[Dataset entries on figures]
>> BEGIN

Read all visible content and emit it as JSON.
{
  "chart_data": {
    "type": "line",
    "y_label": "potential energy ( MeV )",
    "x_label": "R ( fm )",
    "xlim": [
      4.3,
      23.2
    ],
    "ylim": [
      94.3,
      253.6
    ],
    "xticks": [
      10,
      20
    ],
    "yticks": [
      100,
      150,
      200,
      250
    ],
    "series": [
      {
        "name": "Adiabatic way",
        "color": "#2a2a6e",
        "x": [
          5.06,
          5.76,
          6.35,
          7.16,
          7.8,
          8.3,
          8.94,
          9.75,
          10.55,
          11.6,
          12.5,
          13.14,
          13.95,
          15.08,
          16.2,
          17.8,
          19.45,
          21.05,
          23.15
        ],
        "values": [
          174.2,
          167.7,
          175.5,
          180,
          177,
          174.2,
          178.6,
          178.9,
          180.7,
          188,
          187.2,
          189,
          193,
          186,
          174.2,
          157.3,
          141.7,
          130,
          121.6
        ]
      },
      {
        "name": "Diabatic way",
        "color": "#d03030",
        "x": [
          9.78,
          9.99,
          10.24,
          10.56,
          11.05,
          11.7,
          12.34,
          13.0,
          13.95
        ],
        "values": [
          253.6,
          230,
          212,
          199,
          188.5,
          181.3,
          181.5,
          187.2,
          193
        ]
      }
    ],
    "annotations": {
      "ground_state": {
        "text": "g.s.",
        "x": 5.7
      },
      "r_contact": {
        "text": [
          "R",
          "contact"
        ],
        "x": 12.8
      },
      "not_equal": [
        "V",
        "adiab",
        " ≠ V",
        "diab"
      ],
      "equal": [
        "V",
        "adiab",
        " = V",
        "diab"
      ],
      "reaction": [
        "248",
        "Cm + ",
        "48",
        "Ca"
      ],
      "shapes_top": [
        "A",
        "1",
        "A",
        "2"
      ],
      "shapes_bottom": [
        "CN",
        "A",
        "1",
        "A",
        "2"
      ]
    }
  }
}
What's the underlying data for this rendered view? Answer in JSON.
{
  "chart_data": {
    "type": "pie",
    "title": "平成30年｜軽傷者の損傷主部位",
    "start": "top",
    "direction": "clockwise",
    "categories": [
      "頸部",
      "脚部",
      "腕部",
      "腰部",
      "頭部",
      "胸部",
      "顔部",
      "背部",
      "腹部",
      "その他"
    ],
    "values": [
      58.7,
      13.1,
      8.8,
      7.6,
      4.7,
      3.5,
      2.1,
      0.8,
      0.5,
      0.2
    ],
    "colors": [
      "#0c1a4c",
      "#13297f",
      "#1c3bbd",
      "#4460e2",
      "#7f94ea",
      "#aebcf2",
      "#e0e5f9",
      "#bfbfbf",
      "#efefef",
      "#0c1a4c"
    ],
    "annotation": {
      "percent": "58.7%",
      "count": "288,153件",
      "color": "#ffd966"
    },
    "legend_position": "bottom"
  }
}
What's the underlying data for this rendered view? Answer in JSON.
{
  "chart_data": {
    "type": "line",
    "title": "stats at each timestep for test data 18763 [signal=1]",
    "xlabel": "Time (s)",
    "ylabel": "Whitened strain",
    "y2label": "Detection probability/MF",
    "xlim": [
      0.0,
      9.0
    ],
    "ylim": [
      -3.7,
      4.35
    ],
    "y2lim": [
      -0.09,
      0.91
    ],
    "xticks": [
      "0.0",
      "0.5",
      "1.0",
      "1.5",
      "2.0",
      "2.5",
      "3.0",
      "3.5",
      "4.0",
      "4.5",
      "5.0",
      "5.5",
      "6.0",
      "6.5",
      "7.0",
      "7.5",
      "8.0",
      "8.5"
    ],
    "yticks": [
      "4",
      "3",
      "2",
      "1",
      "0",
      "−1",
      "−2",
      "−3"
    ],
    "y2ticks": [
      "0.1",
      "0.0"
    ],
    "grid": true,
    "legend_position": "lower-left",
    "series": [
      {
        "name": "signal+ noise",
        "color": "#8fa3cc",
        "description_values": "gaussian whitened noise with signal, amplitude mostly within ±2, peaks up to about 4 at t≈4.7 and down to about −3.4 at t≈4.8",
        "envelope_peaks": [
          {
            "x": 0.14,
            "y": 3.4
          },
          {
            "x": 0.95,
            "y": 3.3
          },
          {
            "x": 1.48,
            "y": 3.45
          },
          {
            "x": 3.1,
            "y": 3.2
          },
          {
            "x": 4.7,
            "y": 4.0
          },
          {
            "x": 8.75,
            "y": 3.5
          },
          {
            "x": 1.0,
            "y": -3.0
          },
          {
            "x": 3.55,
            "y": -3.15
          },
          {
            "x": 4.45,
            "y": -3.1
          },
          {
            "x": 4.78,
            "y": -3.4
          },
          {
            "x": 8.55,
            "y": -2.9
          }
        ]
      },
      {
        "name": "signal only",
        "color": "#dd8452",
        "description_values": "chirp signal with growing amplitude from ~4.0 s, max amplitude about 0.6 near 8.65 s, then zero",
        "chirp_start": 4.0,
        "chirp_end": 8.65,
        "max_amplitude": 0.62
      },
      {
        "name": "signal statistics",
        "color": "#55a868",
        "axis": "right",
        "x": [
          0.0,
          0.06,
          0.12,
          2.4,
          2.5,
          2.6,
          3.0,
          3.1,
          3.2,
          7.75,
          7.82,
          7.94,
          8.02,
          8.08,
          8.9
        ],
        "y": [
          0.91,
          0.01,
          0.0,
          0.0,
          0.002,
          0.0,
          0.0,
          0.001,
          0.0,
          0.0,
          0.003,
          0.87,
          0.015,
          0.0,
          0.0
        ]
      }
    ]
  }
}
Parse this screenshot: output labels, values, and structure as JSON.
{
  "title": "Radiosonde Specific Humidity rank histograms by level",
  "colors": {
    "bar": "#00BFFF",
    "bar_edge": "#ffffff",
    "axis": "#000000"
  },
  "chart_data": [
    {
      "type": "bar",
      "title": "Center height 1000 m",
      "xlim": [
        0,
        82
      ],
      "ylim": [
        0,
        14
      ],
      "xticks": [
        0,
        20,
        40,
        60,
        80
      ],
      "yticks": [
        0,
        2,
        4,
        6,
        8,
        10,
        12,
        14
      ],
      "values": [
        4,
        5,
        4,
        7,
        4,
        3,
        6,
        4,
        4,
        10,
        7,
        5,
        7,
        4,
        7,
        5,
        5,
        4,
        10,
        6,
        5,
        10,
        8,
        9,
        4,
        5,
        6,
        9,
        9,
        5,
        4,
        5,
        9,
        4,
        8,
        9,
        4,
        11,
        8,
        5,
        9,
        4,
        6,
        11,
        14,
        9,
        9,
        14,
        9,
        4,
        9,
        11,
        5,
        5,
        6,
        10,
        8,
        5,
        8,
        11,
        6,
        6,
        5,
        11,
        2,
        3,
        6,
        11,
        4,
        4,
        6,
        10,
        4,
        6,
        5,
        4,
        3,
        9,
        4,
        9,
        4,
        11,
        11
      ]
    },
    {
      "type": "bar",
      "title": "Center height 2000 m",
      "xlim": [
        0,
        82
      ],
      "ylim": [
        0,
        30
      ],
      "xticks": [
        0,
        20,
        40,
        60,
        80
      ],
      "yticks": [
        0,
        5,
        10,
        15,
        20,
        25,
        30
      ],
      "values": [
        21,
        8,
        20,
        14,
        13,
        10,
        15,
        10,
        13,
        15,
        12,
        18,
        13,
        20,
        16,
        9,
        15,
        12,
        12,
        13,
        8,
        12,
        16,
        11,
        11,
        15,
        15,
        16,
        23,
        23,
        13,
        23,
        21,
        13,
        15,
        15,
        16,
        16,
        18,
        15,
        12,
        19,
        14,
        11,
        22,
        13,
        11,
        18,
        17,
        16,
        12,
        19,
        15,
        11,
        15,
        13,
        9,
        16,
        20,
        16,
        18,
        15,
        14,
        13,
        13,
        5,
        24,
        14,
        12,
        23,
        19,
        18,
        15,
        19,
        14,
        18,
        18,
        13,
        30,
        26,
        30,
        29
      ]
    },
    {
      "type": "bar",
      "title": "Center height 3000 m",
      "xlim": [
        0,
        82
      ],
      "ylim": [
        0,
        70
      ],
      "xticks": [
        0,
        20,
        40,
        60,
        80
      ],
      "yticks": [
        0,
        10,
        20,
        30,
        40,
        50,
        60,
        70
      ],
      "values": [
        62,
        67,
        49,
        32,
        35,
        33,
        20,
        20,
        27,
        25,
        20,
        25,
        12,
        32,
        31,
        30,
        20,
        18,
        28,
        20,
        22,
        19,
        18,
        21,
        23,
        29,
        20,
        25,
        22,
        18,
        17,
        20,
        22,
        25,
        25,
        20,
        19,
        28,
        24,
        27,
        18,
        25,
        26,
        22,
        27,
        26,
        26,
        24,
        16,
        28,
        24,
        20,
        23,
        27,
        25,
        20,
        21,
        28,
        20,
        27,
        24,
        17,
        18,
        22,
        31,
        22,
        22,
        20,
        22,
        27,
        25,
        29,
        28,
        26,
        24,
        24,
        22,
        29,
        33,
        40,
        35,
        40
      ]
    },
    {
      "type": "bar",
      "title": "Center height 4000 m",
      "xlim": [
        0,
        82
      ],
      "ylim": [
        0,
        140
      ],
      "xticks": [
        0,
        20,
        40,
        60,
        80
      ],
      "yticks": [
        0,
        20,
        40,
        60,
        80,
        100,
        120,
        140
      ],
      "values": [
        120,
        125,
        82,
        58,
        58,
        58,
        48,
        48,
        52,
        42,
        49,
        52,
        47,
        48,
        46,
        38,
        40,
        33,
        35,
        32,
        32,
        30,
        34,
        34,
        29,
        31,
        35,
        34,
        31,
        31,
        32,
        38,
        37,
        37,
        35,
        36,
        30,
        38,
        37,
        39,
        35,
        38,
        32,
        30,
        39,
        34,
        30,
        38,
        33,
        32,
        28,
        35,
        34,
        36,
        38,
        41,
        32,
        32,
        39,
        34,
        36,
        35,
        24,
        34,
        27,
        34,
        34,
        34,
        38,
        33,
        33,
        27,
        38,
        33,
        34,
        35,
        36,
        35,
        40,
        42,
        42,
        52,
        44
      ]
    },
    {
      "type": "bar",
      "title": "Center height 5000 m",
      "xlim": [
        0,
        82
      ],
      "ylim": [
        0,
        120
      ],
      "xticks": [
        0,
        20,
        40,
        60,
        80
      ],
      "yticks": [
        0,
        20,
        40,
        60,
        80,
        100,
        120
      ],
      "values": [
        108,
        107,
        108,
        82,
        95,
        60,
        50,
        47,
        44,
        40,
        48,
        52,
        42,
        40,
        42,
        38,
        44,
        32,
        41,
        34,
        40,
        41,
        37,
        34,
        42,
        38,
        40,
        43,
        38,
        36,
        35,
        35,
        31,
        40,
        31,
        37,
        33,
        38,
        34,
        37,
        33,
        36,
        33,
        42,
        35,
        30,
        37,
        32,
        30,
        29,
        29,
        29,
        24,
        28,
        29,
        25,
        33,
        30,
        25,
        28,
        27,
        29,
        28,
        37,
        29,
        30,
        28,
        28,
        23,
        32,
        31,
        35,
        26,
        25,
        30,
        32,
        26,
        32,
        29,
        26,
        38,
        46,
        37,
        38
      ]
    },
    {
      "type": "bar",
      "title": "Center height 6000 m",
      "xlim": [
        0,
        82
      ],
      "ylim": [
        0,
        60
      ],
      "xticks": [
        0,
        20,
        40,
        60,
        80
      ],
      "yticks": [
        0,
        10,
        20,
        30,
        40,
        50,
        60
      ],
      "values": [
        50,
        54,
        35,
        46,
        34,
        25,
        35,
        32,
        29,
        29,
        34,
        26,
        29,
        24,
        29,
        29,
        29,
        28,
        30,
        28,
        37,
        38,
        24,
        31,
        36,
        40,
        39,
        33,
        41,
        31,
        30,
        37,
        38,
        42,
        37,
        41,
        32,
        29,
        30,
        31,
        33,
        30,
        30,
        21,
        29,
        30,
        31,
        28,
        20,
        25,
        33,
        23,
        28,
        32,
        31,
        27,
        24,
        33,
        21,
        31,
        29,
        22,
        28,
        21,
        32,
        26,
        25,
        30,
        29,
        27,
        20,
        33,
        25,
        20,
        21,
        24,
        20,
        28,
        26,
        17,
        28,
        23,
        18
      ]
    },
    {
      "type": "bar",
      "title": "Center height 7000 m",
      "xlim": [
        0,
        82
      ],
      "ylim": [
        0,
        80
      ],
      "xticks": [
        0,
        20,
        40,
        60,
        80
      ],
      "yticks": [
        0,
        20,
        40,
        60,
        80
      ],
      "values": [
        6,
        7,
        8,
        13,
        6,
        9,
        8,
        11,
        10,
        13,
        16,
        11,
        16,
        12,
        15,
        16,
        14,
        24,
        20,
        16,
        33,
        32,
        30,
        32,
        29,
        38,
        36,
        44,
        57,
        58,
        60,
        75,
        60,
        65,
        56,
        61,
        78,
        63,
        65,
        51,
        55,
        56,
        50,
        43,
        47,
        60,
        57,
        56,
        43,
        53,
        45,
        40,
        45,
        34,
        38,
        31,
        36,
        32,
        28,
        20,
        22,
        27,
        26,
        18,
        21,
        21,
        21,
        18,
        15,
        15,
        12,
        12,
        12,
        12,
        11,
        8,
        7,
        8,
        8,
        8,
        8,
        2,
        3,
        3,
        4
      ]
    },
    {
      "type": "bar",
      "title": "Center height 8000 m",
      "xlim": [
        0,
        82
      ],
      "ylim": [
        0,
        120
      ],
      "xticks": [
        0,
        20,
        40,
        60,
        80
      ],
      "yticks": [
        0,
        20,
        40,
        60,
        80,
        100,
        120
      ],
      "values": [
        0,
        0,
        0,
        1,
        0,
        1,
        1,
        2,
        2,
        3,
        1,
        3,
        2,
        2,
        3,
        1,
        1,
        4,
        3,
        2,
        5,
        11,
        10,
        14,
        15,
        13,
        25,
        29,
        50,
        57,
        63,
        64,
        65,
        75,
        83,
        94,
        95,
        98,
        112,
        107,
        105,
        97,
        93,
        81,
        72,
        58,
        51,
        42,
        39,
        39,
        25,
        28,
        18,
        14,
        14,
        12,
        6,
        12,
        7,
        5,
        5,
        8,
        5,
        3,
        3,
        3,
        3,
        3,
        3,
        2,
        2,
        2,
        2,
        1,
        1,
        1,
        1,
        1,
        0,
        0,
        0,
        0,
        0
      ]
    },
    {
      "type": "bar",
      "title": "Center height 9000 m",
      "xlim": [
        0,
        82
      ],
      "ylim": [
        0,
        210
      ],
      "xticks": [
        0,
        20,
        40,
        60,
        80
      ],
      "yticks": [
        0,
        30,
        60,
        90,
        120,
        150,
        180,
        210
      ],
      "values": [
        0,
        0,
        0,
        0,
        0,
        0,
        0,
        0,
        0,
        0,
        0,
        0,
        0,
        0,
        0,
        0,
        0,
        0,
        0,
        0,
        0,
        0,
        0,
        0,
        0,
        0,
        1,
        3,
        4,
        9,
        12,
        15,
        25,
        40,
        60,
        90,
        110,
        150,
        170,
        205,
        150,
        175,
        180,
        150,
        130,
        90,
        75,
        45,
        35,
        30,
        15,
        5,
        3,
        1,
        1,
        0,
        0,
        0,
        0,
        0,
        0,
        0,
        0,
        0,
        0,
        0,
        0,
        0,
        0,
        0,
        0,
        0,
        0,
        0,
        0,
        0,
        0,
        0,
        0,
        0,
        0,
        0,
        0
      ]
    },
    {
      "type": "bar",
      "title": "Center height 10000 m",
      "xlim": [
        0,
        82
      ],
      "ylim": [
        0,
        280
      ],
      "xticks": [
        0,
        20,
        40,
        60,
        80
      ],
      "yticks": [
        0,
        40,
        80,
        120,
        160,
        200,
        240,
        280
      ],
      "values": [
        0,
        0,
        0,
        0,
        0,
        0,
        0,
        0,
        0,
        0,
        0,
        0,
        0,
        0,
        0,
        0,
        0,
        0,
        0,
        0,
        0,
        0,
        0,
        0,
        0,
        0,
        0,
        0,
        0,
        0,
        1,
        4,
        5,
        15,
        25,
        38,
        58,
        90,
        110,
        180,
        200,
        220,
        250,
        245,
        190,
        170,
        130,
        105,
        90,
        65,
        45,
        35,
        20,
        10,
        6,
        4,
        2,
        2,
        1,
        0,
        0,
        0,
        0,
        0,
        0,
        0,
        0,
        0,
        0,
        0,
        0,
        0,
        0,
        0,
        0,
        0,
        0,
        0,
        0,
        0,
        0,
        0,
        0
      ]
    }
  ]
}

>> END

### PROBLEM DESCRIPTION
Choose all lines containing the string "with" and copy them out.

### THE RESPONSE
        "description_values": "gaussian whitened noise with signal, amplitude mostly within ±2, peaks up to about 4 at t≈4.7 and down to about −3.4 at t≈4.8",
        "description_values": "chirp signal with growing amplitude from ~4.0 s, max amplitude about 0.6 near 8.65 s, then zero",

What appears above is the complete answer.